# [What is required]
Could you retype every line of the material below without changing a single character, and leave the pictures out?

# [Working data]
•••••
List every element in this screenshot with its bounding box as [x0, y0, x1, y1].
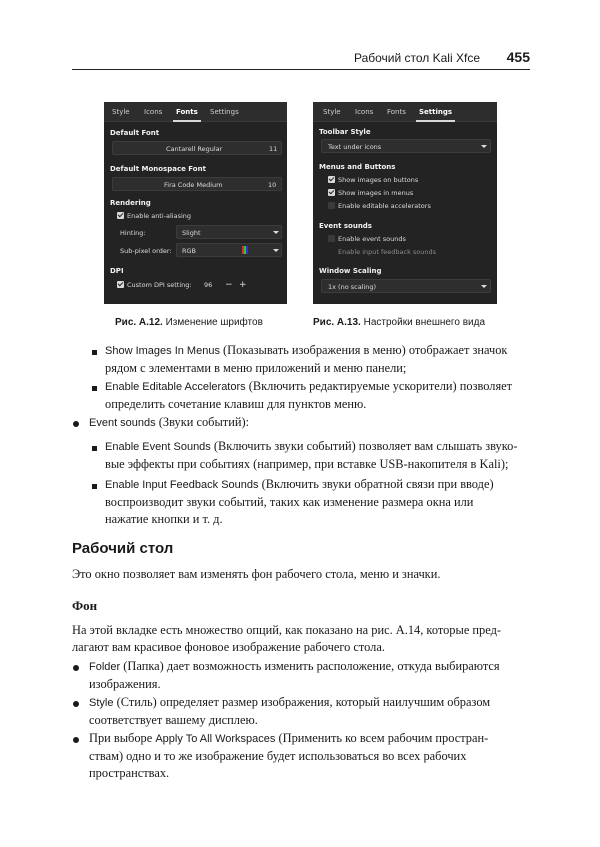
caption-number: Рис. А.13.	[313, 317, 361, 328]
text-line: (Включить редактируемые ускорители) позволяет	[245, 379, 513, 393]
term: Enable Input Feedback Sounds	[105, 479, 259, 491]
bullet-square	[92, 350, 97, 355]
tab-fonts[interactable]: Fonts	[176, 108, 198, 116]
antialias-checkbox[interactable]	[117, 212, 124, 219]
bullet-square	[92, 446, 97, 451]
subpixel-label: Sub-pixel order:	[120, 247, 172, 255]
tab-fonts[interactable]: Fonts	[387, 108, 406, 116]
text-line: (Стиль) определяет размер изображения, который наилучшим образом	[113, 695, 491, 709]
tab-bar	[104, 102, 287, 122]
toolbar-chevron-down-icon	[481, 145, 487, 148]
menus-buttons-label: Menus and Buttons	[319, 163, 396, 171]
hinting-label: Hinting:	[120, 229, 146, 237]
text-line: рядом с элементами в меню приложений и меню панели;	[105, 361, 407, 375]
tab-bar	[313, 102, 497, 122]
bullet-square	[92, 386, 97, 391]
text-line: ствам) одно и то же изображение будет использоваться во всех рабочих	[89, 749, 467, 763]
text-line: лагают вам красивое фоновое изображение рабочего стола.	[72, 640, 385, 654]
tab-settings[interactable]: Settings	[419, 108, 453, 116]
text-line: вые эффекты при событиях (например, при вставке USB-накопителя в Kali);	[105, 457, 509, 471]
bullet-dot	[73, 701, 79, 707]
term: Enable Event Sounds	[105, 441, 211, 453]
event-sounds-label: Event sounds	[319, 222, 372, 230]
list-item	[89, 730, 529, 782]
text-line: воспроизводит звуки событий, таких как изменение размера окна или	[105, 495, 474, 509]
enable-event-sounds-checkbox[interactable]	[328, 235, 335, 242]
dpi-decrease-button[interactable]: −	[225, 280, 233, 290]
editable-accelerators-checkbox[interactable]	[328, 202, 335, 209]
header-title: Рабочий стол Kali Xfce	[353, 51, 480, 65]
section-heading: Рабочий стол	[72, 540, 174, 557]
tab-settings[interactable]: Settings	[210, 108, 239, 116]
tab-style[interactable]: Style	[323, 108, 341, 116]
text-line: соответствует вашему дисплею.	[89, 713, 258, 727]
text-line: нажатие кнопки и т. д.	[105, 512, 223, 526]
text-line: (Включить звуки обратной связи при вводе)	[258, 477, 494, 491]
list-item	[89, 658, 529, 693]
rgb-preview-icon	[242, 246, 248, 254]
figure-caption-a13	[313, 317, 485, 328]
enable-input-feedback-label: Enable input feedback sounds	[338, 248, 437, 256]
default-font-label: Default Font	[110, 129, 160, 137]
antialias-label: Enable anti-aliasing	[127, 212, 192, 220]
list-item	[89, 694, 529, 729]
subpixel-value: RGB	[182, 247, 197, 255]
hinting-chevron-down-icon	[273, 231, 279, 234]
dpi-increase-button[interactable]: +	[239, 280, 247, 290]
window-scaling-label: Window Scaling	[319, 267, 382, 275]
mono-font-label: Default Monospace Font	[110, 165, 206, 173]
dpi-value[interactable]: 96	[204, 281, 213, 289]
mono-font-value: Fira Code Medium	[164, 181, 223, 189]
term: Enable Editable Accelerators	[105, 381, 246, 393]
show-images-menus-label: Show images in menus	[338, 189, 414, 197]
text-line: (Включить звуки событий) позволяет вам слышать звуко-	[210, 439, 518, 453]
custom-dpi-label: Custom DPI setting:	[127, 281, 192, 289]
tab-icons[interactable]: Icons	[144, 108, 163, 116]
scaling-chevron-down-icon	[481, 285, 487, 288]
rendering-label: Rendering	[110, 199, 151, 207]
toolbar-style-label: Toolbar Style	[319, 128, 371, 136]
hinting-value: Slight	[182, 229, 201, 237]
default-font-value: Cantarell Regular	[166, 145, 223, 153]
term: Show Images In Menus	[105, 345, 220, 357]
tab-icons[interactable]: Icons	[355, 108, 374, 116]
term: Apply To All Workspaces	[155, 733, 276, 745]
text-line: изображения.	[89, 677, 161, 691]
show-images-buttons-checkbox[interactable]	[328, 176, 335, 183]
enable-event-sounds-label: Enable event sounds	[338, 235, 406, 243]
text-line: (Папка) дает возможность изменить расположение, откуда выбираются	[120, 659, 500, 673]
list-item	[105, 476, 530, 528]
text-line: пространствах.	[89, 766, 170, 780]
running-header	[72, 50, 530, 70]
fonts-settings-screenshot	[104, 102, 287, 304]
default-font-size: 11	[269, 145, 278, 153]
figure-caption-a12	[115, 317, 263, 328]
bullet-dot	[73, 737, 79, 743]
toolbar-style-value: Text under icons	[328, 143, 382, 151]
list-item	[89, 414, 529, 432]
text-line: При выборе	[89, 731, 156, 745]
caption-text: Настройки внешнего вида	[360, 317, 485, 328]
term: Folder	[89, 661, 121, 673]
bullet-square	[92, 484, 97, 489]
list-item	[105, 378, 530, 413]
text-line: (Показывать изображения в меню) отображает значок	[219, 343, 508, 357]
list-item	[105, 342, 530, 377]
page-number: 455	[506, 49, 530, 65]
text-line: (Звуки событий):	[155, 415, 250, 429]
bullet-dot	[73, 421, 79, 427]
show-images-menus-checkbox[interactable]	[328, 189, 335, 196]
term: Event sounds	[89, 417, 156, 429]
dpi-label: DPI	[110, 267, 124, 275]
text-line: На этой вкладке есть множество опций, как показано на рис. А.14, которые пред-	[72, 623, 502, 637]
paragraph	[72, 622, 532, 656]
custom-dpi-checkbox[interactable]	[117, 281, 124, 288]
tab-style[interactable]: Style	[112, 108, 130, 116]
window-scaling-value: 1x (no scaling)	[328, 283, 377, 291]
show-images-buttons-label: Show images on buttons	[338, 176, 419, 184]
term: Style	[89, 697, 114, 709]
subpixel-chevron-down-icon	[273, 249, 279, 252]
subsection-heading: Фон	[72, 598, 98, 613]
appearance-settings-screenshot	[313, 102, 497, 304]
list-item	[105, 438, 530, 473]
paragraph: Это окно позволяет вам изменять фон рабочего стола, меню и значки.	[72, 567, 441, 581]
text-line: определить сочетание клавиш для пунктов меню.	[105, 397, 367, 411]
text-line: (Применить ко всем рабочим простран-	[275, 731, 489, 745]
editable-accelerators-label: Enable editable accelerators	[338, 202, 431, 210]
caption-text: Изменение шрифтов	[162, 317, 263, 328]
caption-number: Рис. А.12.	[115, 317, 163, 328]
mono-font-size: 10	[268, 181, 277, 189]
bullet-dot	[73, 665, 79, 671]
•••••
# [Solution to this task]
List every element in this screenshot with its bounding box as [x0, y0, x1, y1].
caption-number: Рис. А.13.	[313, 317, 361, 328]
text-line: (Включить редактируемые ускорители) позволяет	[245, 379, 513, 393]
term: Enable Input Feedback Sounds	[105, 479, 259, 491]
bullet-square	[92, 350, 97, 355]
tab-fonts[interactable]: Fonts	[176, 108, 198, 116]
antialias-checkbox[interactable]	[117, 212, 124, 219]
bullet-square	[92, 446, 97, 451]
subpixel-label: Sub-pixel order:	[120, 247, 172, 255]
tab-fonts[interactable]: Fonts	[387, 108, 406, 116]
text-line: (Стиль) определяет размер изображения, который наилучшим образом	[113, 695, 491, 709]
tab-bar	[104, 102, 287, 122]
toolbar-chevron-down-icon	[481, 145, 487, 148]
menus-buttons-label: Menus and Buttons	[319, 163, 396, 171]
hinting-label: Hinting:	[120, 229, 146, 237]
text-line: рядом с элементами в меню приложений и меню панели;	[105, 361, 407, 375]
tab-bar	[313, 102, 497, 122]
bullet-square	[92, 386, 97, 391]
text-line: ствам) одно и то же изображение будет использоваться во всех рабочих	[89, 749, 467, 763]
text-line: лагают вам красивое фоновое изображение рабочего стола.	[72, 640, 385, 654]
tab-settings[interactable]: Settings	[419, 108, 453, 116]
text-line: вые эффекты при событиях (например, при вставке USB-накопителя в Kali);	[105, 457, 509, 471]
bullet-dot	[73, 701, 79, 707]
term: Enable Event Sounds	[105, 441, 211, 453]
event-sounds-label: Event sounds	[319, 222, 372, 230]
list-item	[89, 730, 529, 782]
text-line: воспроизводит звуки событий, таких как изменение размера окна или	[105, 495, 474, 509]
enable-event-sounds-checkbox[interactable]	[328, 235, 335, 242]
dpi-decrease-button[interactable]: −	[225, 280, 233, 290]
editable-accelerators-checkbox[interactable]	[328, 202, 335, 209]
header-title: Рабочий стол Kali Xfce	[353, 51, 480, 65]
section-heading: Рабочий стол	[72, 540, 174, 557]
tab-settings[interactable]: Settings	[210, 108, 239, 116]
tab-style[interactable]: Style	[323, 108, 341, 116]
text-line: соответствует вашему дисплею.	[89, 713, 258, 727]
text-line: нажатие кнопки и т. д.	[105, 512, 223, 526]
text-line: (Включить звуки обратной связи при вводе)	[258, 477, 494, 491]
list-item	[89, 658, 529, 693]
rgb-preview-icon	[242, 246, 248, 254]
figure-caption-a13	[313, 317, 485, 328]
enable-input-feedback-label: Enable input feedback sounds	[338, 248, 437, 256]
default-font-label: Default Font	[110, 129, 160, 137]
antialias-label: Enable anti-aliasing	[127, 212, 192, 220]
list-item	[89, 694, 529, 729]
subpixel-value: RGB	[182, 247, 197, 255]
hinting-chevron-down-icon	[273, 231, 279, 234]
dpi-increase-button[interactable]: +	[239, 280, 247, 290]
window-scaling-label: Window Scaling	[319, 267, 382, 275]
mono-font-label: Default Monospace Font	[110, 165, 206, 173]
dpi-value[interactable]: 96	[204, 281, 213, 289]
mono-font-value: Fira Code Medium	[164, 181, 223, 189]
term: Enable Editable Accelerators	[105, 381, 246, 393]
show-images-menus-label: Show images in menus	[338, 189, 414, 197]
text-line: (Включить звуки событий) позволяет вам слышать звуко-	[210, 439, 518, 453]
custom-dpi-label: Custom DPI setting:	[127, 281, 192, 289]
tab-icons[interactable]: Icons	[144, 108, 163, 116]
scaling-chevron-down-icon	[481, 285, 487, 288]
rendering-label: Rendering	[110, 199, 151, 207]
toolbar-style-label: Toolbar Style	[319, 128, 371, 136]
hinting-value: Slight	[182, 229, 201, 237]
default-font-value: Cantarell Regular	[166, 145, 223, 153]
term: Show Images In Menus	[105, 345, 220, 357]
tab-icons[interactable]: Icons	[355, 108, 374, 116]
term: Apply To All Workspaces	[155, 733, 276, 745]
text-line: изображения.	[89, 677, 161, 691]
show-images-buttons-checkbox[interactable]	[328, 176, 335, 183]
enable-event-sounds-label: Enable event sounds	[338, 235, 406, 243]
text-line: (Папка) дает возможность изменить расположение, откуда выбираются	[120, 659, 500, 673]
list-item	[105, 476, 530, 528]
text-line: пространствах.	[89, 766, 170, 780]
running-header	[72, 50, 530, 70]
fonts-settings-screenshot	[104, 102, 287, 304]
default-font-size: 11	[269, 145, 278, 153]
figure-caption-a12	[115, 317, 263, 328]
bullet-dot	[73, 737, 79, 743]
toolbar-style-value: Text under icons	[328, 143, 382, 151]
list-item	[89, 414, 529, 432]
text-line: При выборе	[89, 731, 156, 745]
caption-text: Настройки внешнего вида	[360, 317, 485, 328]
term: Folder	[89, 661, 121, 673]
bullet-square	[92, 484, 97, 489]
list-item	[105, 378, 530, 413]
text-line: (Показывать изображения в меню) отображает значок	[219, 343, 508, 357]
list-item	[105, 342, 530, 377]
page-number: 455	[506, 49, 530, 65]
text-line: (Звуки событий):	[155, 415, 250, 429]
bullet-dot	[73, 421, 79, 427]
show-images-menus-checkbox[interactable]	[328, 189, 335, 196]
term: Event sounds	[89, 417, 156, 429]
dpi-label: DPI	[110, 267, 124, 275]
text-line: На этой вкладке есть множество опций, как показано на рис. А.14, которые пред-	[72, 623, 502, 637]
paragraph	[72, 622, 532, 656]
custom-dpi-checkbox[interactable]	[117, 281, 124, 288]
tab-style[interactable]: Style	[112, 108, 130, 116]
window-scaling-value: 1x (no scaling)	[328, 283, 377, 291]
show-images-buttons-label: Show images on buttons	[338, 176, 419, 184]
term: Style	[89, 697, 114, 709]
subpixel-chevron-down-icon	[273, 249, 279, 252]
subsection-heading: Фон	[72, 598, 98, 613]
appearance-settings-screenshot	[313, 102, 497, 304]
list-item	[105, 438, 530, 473]
paragraph: Это окно позволяет вам изменять фон рабочего стола, меню и значки.	[72, 567, 441, 581]
text-line: определить сочетание клавиш для пунктов меню.	[105, 397, 367, 411]
text-line: (Применить ко всем рабочим простран-	[275, 731, 489, 745]
editable-accelerators-label: Enable editable accelerators	[338, 202, 431, 210]
caption-text: Изменение шрифтов	[162, 317, 263, 328]
caption-number: Рис. А.12.	[115, 317, 163, 328]
mono-font-size: 10	[268, 181, 277, 189]
bullet-dot	[73, 665, 79, 671]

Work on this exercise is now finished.